**Work required**
Each entry below is to be duplicated verbatim.
┄┄┄┄┄┄┄┄┄┄┄┄┄┄┄┄┄┄┄┄
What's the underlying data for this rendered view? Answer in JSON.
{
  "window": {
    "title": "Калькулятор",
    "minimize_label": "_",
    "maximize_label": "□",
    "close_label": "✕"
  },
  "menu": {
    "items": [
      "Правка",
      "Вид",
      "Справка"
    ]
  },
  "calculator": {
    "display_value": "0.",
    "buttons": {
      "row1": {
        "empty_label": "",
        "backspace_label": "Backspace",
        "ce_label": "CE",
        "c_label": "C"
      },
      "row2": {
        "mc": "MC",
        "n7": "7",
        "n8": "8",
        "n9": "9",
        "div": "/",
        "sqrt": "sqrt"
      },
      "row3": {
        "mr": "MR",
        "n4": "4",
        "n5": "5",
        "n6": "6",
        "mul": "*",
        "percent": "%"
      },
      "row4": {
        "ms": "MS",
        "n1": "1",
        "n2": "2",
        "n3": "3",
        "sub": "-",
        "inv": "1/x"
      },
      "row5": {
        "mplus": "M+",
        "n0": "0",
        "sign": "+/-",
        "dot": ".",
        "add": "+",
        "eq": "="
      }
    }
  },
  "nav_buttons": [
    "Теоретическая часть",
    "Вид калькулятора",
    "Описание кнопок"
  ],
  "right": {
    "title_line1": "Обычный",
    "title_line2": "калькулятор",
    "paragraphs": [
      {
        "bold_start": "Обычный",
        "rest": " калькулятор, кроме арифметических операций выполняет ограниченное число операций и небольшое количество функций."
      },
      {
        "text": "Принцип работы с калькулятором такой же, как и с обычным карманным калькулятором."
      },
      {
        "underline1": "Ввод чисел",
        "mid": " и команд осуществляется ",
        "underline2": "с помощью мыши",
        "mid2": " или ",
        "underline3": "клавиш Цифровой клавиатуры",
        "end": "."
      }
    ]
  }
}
┄┄┄┄┄┄┄┄┄┄┄┄┄┄┄┄┄┄┄┄
**In response**
What's the underlying data for this rendered view? Answer in JSON.
{
  "window": {
    "title": "Калькулятор",
    "minimize_label": "_",
    "maximize_label": "□",
    "close_label": "✕"
  },
  "menu": {
    "items": [
      "Правка",
      "Вид",
      "Справка"
    ]
  },
  "calculator": {
    "display_value": "0.",
    "buttons": {
      "row1": {
        "empty_label": "",
        "backspace_label": "Backspace",
        "ce_label": "CE",
        "c_label": "C"
      },
      "row2": {
        "mc": "MC",
        "n7": "7",
        "n8": "8",
        "n9": "9",
        "div": "/",
        "sqrt": "sqrt"
      },
      "row3": {
        "mr": "MR",
        "n4": "4",
        "n5": "5",
        "n6": "6",
        "mul": "*",
        "percent": "%"
      },
      "row4": {
        "ms": "MS",
        "n1": "1",
        "n2": "2",
        "n3": "3",
        "sub": "-",
        "inv": "1/x"
      },
      "row5": {
        "mplus": "M+",
        "n0": "0",
        "sign": "+/-",
        "dot": ".",
        "add": "+",
        "eq": "="
      }
    }
  },
  "nav_buttons": [
    "Теоретическая часть",
    "Вид калькулятора",
    "Описание кнопок"
  ],
  "right": {
    "title_line1": "Обычный",
    "title_line2": "калькулятор",
    "paragraphs": [
      {
        "bold_start": "Обычный",
        "rest": " калькулятор, кроме арифметических операций выполняет ограниченное число операций и небольшое количество функций."
      },
      {
        "text": "Принцип работы с калькулятором такой же, как и с обычным карманным калькулятором."
      },
      {
        "underline1": "Ввод чисел",
        "mid": " и команд осуществляется ",
        "underline2": "с помощью мыши",
        "mid2": " или ",
        "underline3": "клавиш Цифровой клавиатуры",
        "end": "."
      }
    ]
  }
}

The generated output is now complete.